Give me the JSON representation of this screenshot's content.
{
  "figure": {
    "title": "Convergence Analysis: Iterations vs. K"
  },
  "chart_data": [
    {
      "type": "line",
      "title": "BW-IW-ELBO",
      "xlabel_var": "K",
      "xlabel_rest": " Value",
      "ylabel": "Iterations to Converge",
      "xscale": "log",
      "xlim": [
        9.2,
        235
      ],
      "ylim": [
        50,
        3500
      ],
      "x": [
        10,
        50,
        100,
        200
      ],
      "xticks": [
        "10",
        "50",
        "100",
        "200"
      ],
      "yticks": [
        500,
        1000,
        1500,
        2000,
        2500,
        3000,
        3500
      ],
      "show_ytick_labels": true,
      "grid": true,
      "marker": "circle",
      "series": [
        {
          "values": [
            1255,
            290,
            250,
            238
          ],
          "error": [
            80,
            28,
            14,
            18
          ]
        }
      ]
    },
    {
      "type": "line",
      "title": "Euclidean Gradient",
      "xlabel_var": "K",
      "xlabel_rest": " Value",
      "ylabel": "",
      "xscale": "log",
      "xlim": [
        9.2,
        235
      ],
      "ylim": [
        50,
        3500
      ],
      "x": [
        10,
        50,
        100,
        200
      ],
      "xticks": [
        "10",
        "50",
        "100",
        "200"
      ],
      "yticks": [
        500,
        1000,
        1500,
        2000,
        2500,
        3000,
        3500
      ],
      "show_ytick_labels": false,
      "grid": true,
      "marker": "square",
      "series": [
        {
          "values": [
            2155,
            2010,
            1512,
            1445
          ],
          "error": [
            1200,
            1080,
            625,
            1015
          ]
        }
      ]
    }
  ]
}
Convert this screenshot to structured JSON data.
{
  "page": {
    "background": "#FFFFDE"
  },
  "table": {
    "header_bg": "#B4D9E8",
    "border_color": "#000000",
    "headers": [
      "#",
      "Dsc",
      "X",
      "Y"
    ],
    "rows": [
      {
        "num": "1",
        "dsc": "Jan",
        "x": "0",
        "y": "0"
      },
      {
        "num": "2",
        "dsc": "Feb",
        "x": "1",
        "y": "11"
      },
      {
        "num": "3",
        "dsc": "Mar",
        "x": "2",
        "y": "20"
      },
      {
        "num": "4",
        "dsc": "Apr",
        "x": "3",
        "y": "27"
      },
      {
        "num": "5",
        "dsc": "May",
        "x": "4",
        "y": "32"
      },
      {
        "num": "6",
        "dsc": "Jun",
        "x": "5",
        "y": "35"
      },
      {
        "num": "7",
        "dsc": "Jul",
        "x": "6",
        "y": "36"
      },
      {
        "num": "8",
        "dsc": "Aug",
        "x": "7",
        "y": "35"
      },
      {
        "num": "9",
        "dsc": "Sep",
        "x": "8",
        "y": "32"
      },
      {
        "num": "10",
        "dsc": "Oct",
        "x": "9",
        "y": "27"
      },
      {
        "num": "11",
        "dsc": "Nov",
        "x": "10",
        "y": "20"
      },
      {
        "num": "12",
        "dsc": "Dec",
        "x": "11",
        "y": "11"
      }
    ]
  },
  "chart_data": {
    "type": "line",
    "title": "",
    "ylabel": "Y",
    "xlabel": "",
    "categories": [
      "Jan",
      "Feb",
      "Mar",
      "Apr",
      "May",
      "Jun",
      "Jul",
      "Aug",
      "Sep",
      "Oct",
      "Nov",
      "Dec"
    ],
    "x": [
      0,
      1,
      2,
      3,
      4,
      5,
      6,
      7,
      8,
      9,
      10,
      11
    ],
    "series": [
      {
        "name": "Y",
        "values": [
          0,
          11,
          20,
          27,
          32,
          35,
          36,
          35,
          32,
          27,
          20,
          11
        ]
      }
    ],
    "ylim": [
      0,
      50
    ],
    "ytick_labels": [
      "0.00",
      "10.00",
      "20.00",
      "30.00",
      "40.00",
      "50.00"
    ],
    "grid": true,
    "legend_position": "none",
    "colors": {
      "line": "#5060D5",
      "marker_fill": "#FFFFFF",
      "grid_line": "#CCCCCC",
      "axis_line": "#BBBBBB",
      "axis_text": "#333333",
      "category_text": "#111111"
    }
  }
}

▸ **Work to be completed**
Extract the listing in its entirety, matching it exactly.

▸ **Solution**
Give me the JSON representation of this screenshot's content.
{
  "figure": {
    "title": "Convergence Analysis: Iterations vs. K"
  },
  "chart_data": [
    {
      "type": "line",
      "title": "BW-IW-ELBO",
      "xlabel_var": "K",
      "xlabel_rest": " Value",
      "ylabel": "Iterations to Converge",
      "xscale": "log",
      "xlim": [
        9.2,
        235
      ],
      "ylim": [
        50,
        3500
      ],
      "x": [
        10,
        50,
        100,
        200
      ],
      "xticks": [
        "10",
        "50",
        "100",
        "200"
      ],
      "yticks": [
        500,
        1000,
        1500,
        2000,
        2500,
        3000,
        3500
      ],
      "show_ytick_labels": true,
      "grid": true,
      "marker": "circle",
      "series": [
        {
          "values": [
            1255,
            290,
            250,
            238
          ],
          "error": [
            80,
            28,
            14,
            18
          ]
        }
      ]
    },
    {
      "type": "line",
      "title": "Euclidean Gradient",
      "xlabel_var": "K",
      "xlabel_rest": " Value",
      "ylabel": "",
      "xscale": "log",
      "xlim": [
        9.2,
        235
      ],
      "ylim": [
        50,
        3500
      ],
      "x": [
        10,
        50,
        100,
        200
      ],
      "xticks": [
        "10",
        "50",
        "100",
        "200"
      ],
      "yticks": [
        500,
        1000,
        1500,
        2000,
        2500,
        3000,
        3500
      ],
      "show_ytick_labels": false,
      "grid": true,
      "marker": "square",
      "series": [
        {
          "values": [
            2155,
            2010,
            1512,
            1445
          ],
          "error": [
            1200,
            1080,
            625,
            1015
          ]
        }
      ]
    }
  ]
}
Convert this screenshot to structured JSON data.
{
  "page": {
    "background": "#FFFFDE"
  },
  "table": {
    "header_bg": "#B4D9E8",
    "border_color": "#000000",
    "headers": [
      "#",
      "Dsc",
      "X",
      "Y"
    ],
    "rows": [
      {
        "num": "1",
        "dsc": "Jan",
        "x": "0",
        "y": "0"
      },
      {
        "num": "2",
        "dsc": "Feb",
        "x": "1",
        "y": "11"
      },
      {
        "num": "3",
        "dsc": "Mar",
        "x": "2",
        "y": "20"
      },
      {
        "num": "4",
        "dsc": "Apr",
        "x": "3",
        "y": "27"
      },
      {
        "num": "5",
        "dsc": "May",
        "x": "4",
        "y": "32"
      },
      {
        "num": "6",
        "dsc": "Jun",
        "x": "5",
        "y": "35"
      },
      {
        "num": "7",
        "dsc": "Jul",
        "x": "6",
        "y": "36"
      },
      {
        "num": "8",
        "dsc": "Aug",
        "x": "7",
        "y": "35"
      },
      {
        "num": "9",
        "dsc": "Sep",
        "x": "8",
        "y": "32"
      },
      {
        "num": "10",
        "dsc": "Oct",
        "x": "9",
        "y": "27"
      },
      {
        "num": "11",
        "dsc": "Nov",
        "x": "10",
        "y": "20"
      },
      {
        "num": "12",
        "dsc": "Dec",
        "x": "11",
        "y": "11"
      }
    ]
  },
  "chart_data": {
    "type": "line",
    "title": "",
    "ylabel": "Y",
    "xlabel": "",
    "categories": [
      "Jan",
      "Feb",
      "Mar",
      "Apr",
      "May",
      "Jun",
      "Jul",
      "Aug",
      "Sep",
      "Oct",
      "Nov",
      "Dec"
    ],
    "x": [
      0,
      1,
      2,
      3,
      4,
      5,
      6,
      7,
      8,
      9,
      10,
      11
    ],
    "series": [
      {
        "name": "Y",
        "values": [
          0,
          11,
          20,
          27,
          32,
          35,
          36,
          35,
          32,
          27,
          20,
          11
        ]
      }
    ],
    "ylim": [
      0,
      50
    ],
    "ytick_labels": [
      "0.00",
      "10.00",
      "20.00",
      "30.00",
      "40.00",
      "50.00"
    ],
    "grid": true,
    "legend_position": "none",
    "colors": {
      "line": "#5060D5",
      "marker_fill": "#FFFFFF",
      "grid_line": "#CCCCCC",
      "axis_line": "#BBBBBB",
      "axis_text": "#333333",
      "category_text": "#111111"
    }
  }
}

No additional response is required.